Problem statement —
Write out the entries verbatim, beginning with the first line and ending after the line that has "korean-gloss: 에서냐 bbox=[259, 134, 299, 150]".

Supplied material —
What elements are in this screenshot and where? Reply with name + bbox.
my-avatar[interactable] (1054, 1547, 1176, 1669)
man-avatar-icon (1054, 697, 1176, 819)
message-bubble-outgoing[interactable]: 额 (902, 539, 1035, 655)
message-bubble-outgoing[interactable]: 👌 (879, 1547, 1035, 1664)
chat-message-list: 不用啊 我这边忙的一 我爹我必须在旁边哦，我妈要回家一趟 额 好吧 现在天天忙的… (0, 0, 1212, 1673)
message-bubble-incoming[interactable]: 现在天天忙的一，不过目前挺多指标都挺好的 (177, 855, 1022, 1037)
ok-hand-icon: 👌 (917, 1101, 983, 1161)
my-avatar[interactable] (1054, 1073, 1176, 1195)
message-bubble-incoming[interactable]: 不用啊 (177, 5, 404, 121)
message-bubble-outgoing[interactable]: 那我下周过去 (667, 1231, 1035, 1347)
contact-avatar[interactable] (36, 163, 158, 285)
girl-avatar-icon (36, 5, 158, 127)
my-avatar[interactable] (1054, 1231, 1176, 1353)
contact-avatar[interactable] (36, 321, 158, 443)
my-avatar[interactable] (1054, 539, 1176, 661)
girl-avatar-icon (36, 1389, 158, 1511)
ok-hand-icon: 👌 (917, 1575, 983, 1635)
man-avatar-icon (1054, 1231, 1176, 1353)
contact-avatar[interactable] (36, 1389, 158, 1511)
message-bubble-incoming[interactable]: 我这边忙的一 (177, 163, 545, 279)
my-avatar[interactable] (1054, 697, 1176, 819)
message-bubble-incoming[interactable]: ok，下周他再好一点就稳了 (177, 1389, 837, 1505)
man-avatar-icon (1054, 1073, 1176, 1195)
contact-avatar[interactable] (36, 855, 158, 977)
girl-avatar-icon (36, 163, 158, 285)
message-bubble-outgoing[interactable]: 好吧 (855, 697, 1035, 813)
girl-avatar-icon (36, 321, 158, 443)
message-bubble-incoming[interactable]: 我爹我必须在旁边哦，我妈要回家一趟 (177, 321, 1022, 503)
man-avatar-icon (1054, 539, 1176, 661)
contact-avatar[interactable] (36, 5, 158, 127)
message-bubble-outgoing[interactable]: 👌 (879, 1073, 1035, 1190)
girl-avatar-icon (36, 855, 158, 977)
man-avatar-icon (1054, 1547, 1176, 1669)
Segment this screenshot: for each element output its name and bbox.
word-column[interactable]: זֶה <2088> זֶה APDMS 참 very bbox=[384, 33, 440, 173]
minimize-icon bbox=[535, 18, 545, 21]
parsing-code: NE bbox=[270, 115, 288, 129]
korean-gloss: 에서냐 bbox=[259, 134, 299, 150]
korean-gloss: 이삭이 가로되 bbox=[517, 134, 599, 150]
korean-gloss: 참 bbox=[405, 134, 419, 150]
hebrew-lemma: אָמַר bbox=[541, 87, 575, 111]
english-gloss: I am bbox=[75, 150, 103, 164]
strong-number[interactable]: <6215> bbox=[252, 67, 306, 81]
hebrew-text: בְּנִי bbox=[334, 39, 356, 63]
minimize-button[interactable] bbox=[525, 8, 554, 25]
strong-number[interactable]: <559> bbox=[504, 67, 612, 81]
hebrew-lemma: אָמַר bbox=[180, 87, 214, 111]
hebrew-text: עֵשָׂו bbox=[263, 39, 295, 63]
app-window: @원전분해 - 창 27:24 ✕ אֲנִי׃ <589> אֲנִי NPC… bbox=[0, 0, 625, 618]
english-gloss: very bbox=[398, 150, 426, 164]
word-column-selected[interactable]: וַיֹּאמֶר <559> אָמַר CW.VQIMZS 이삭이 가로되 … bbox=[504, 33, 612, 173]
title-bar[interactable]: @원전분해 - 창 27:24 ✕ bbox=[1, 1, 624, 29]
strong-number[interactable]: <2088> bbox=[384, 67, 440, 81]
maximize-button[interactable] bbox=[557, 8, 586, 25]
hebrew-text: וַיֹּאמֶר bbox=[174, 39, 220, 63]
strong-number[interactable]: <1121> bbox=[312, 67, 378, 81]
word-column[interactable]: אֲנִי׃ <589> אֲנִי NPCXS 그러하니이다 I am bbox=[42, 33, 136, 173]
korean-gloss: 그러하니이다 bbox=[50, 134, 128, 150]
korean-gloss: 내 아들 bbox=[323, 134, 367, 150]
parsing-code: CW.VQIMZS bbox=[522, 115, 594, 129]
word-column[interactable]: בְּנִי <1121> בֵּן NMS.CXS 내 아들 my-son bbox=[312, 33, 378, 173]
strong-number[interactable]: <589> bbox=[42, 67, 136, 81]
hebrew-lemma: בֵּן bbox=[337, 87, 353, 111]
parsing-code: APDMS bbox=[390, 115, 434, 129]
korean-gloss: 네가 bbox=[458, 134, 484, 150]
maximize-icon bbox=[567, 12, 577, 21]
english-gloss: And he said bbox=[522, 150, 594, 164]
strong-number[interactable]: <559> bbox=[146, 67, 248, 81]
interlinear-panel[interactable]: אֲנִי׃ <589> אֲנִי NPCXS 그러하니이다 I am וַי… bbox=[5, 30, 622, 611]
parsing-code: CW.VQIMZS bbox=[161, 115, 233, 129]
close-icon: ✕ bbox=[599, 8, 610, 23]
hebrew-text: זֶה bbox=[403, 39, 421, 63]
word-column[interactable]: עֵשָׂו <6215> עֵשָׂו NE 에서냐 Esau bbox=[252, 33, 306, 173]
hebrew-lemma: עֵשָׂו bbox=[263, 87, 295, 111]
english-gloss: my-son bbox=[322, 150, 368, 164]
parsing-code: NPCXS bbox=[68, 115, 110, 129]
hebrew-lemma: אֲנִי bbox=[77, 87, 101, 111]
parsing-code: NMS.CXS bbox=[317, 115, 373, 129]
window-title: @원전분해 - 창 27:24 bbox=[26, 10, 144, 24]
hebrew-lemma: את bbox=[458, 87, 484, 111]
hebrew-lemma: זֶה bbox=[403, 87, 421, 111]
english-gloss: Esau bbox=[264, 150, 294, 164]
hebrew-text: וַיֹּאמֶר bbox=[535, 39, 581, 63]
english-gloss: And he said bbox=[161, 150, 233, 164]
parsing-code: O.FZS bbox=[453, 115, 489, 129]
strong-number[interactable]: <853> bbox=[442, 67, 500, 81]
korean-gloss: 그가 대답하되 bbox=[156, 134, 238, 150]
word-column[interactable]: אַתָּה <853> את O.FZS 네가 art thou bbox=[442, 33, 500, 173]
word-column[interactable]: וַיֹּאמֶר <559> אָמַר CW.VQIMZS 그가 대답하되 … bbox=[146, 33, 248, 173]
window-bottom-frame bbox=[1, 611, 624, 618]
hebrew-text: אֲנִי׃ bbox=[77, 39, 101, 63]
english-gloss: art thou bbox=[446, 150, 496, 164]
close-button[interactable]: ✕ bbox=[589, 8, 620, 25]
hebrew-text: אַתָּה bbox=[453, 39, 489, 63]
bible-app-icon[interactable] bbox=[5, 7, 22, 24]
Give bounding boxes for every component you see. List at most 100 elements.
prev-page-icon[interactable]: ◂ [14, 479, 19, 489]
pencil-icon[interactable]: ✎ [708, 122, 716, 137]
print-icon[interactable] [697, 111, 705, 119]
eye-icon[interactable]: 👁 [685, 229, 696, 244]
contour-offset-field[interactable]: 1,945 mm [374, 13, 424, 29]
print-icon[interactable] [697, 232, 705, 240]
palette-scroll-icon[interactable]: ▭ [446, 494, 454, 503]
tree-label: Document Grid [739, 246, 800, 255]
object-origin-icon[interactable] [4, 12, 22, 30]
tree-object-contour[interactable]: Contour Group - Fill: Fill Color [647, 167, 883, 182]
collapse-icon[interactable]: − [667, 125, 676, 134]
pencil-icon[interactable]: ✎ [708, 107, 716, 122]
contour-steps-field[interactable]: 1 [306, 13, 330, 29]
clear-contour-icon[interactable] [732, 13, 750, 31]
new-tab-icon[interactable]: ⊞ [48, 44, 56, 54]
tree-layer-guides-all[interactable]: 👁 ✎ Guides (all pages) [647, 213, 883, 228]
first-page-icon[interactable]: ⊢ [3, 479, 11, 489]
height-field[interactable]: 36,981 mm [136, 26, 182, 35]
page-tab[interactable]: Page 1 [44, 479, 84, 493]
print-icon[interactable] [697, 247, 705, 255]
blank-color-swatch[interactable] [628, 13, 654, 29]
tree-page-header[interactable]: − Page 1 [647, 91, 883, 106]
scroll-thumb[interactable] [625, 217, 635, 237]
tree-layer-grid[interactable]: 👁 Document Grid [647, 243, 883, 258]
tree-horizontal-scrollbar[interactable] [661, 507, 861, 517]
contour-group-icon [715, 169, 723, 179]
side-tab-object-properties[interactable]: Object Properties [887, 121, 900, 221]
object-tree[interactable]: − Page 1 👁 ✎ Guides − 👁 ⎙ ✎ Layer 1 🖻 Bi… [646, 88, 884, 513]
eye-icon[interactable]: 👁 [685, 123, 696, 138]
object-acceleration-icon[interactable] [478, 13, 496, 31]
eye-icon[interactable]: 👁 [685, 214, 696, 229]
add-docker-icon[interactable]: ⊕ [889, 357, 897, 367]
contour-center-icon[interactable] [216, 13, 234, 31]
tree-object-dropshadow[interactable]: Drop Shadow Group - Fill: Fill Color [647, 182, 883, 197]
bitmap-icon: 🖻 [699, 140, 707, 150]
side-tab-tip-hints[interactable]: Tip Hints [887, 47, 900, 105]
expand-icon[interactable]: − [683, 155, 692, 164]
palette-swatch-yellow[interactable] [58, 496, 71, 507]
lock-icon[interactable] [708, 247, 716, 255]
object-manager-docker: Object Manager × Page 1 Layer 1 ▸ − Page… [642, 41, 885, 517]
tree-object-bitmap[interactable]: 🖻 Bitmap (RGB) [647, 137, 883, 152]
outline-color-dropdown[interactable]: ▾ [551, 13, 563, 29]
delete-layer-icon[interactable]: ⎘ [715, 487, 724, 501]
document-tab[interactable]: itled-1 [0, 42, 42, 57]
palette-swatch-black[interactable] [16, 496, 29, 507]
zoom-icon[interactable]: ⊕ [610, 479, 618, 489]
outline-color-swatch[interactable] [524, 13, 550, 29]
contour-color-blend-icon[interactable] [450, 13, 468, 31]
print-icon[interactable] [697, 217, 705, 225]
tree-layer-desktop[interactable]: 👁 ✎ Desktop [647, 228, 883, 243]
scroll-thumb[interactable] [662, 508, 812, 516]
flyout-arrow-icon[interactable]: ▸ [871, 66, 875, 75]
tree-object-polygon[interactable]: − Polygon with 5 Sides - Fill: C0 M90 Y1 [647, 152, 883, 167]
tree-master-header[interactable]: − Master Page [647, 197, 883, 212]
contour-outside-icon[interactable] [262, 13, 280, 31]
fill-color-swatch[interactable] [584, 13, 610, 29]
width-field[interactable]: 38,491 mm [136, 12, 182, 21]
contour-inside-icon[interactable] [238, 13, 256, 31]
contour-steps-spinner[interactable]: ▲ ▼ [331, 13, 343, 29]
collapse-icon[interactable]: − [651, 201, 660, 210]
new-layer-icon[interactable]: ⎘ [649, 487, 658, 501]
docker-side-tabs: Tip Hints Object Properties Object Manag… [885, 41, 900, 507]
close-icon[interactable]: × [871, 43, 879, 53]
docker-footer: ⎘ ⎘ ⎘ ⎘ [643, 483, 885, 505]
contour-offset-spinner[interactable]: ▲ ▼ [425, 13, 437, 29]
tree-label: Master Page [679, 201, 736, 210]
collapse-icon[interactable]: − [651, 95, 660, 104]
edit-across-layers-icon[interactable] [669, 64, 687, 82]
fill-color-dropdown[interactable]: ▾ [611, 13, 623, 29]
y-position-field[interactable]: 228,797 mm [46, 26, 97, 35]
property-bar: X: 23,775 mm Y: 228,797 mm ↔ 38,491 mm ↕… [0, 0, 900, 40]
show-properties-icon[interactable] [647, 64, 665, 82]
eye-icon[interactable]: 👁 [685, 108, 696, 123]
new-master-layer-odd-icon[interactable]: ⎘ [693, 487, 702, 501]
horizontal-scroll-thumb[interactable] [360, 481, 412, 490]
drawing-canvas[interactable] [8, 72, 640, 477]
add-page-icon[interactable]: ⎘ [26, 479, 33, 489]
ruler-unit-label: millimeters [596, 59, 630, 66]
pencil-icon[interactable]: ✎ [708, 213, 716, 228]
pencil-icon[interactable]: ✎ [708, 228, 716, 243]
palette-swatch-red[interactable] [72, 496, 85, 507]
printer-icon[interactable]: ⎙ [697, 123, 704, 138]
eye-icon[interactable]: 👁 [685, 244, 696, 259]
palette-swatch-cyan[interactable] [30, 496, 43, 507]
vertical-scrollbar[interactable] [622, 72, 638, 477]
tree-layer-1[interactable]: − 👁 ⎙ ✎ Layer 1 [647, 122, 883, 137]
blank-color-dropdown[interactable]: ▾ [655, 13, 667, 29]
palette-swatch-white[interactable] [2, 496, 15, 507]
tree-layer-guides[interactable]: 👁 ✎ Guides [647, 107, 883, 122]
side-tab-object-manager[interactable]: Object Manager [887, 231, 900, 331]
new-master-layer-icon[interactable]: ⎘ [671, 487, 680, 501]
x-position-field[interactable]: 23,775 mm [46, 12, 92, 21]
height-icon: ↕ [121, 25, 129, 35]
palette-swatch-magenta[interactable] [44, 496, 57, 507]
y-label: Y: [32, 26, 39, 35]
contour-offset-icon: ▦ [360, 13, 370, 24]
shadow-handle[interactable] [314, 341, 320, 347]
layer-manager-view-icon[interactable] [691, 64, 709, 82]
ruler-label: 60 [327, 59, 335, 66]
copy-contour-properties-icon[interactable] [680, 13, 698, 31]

The solution —
What elements are in this screenshot and where? Reply with name + bbox.
my-avatar[interactable] (1054, 1547, 1176, 1669)
man-avatar-icon (1054, 697, 1176, 819)
message-bubble-outgoing[interactable]: 额 (902, 539, 1035, 655)
message-bubble-outgoing[interactable]: 👌 (879, 1547, 1035, 1664)
chat-message-list: 不用啊 我这边忙的一 我爹我必须在旁边哦，我妈要回家一趟 额 好吧 现在天天忙的… (0, 0, 1212, 1673)
message-bubble-incoming[interactable]: 现在天天忙的一，不过目前挺多指标都挺好的 (177, 855, 1022, 1037)
ok-hand-icon: 👌 (917, 1101, 983, 1161)
my-avatar[interactable] (1054, 1073, 1176, 1195)
message-bubble-incoming[interactable]: 不用啊 (177, 5, 404, 121)
message-bubble-outgoing[interactable]: 那我下周过去 (667, 1231, 1035, 1347)
contact-avatar[interactable] (36, 163, 158, 285)
girl-avatar-icon (36, 5, 158, 127)
my-avatar[interactable] (1054, 1231, 1176, 1353)
contact-avatar[interactable] (36, 321, 158, 443)
my-avatar[interactable] (1054, 539, 1176, 661)
girl-avatar-icon (36, 1389, 158, 1511)
ok-hand-icon: 👌 (917, 1575, 983, 1635)
man-avatar-icon (1054, 1231, 1176, 1353)
contact-avatar[interactable] (36, 1389, 158, 1511)
message-bubble-incoming[interactable]: 我这边忙的一 (177, 163, 545, 279)
my-avatar[interactable] (1054, 697, 1176, 819)
message-bubble-incoming[interactable]: ok，下周他再好一点就稳了 (177, 1389, 837, 1505)
man-avatar-icon (1054, 1073, 1176, 1195)
contact-avatar[interactable] (36, 855, 158, 977)
girl-avatar-icon (36, 163, 158, 285)
message-bubble-outgoing[interactable]: 好吧 (855, 697, 1035, 813)
girl-avatar-icon (36, 321, 158, 443)
message-bubble-incoming[interactable]: 我爹我必须在旁边哦，我妈要回家一趟 (177, 321, 1022, 503)
man-avatar-icon (1054, 539, 1176, 661)
contact-avatar[interactable] (36, 5, 158, 127)
message-bubble-outgoing[interactable]: 👌 (879, 1073, 1035, 1190)
girl-avatar-icon (36, 855, 158, 977)
man-avatar-icon (1054, 1547, 1176, 1669)
Segment this screenshot: for each element output its name and bbox.
word-column[interactable]: זֶה <2088> זֶה APDMS 참 very bbox=[384, 33, 440, 173]
minimize-icon bbox=[535, 18, 545, 21]
parsing-code: NE bbox=[270, 115, 288, 129]
korean-gloss: 에서냐 bbox=[259, 134, 299, 150]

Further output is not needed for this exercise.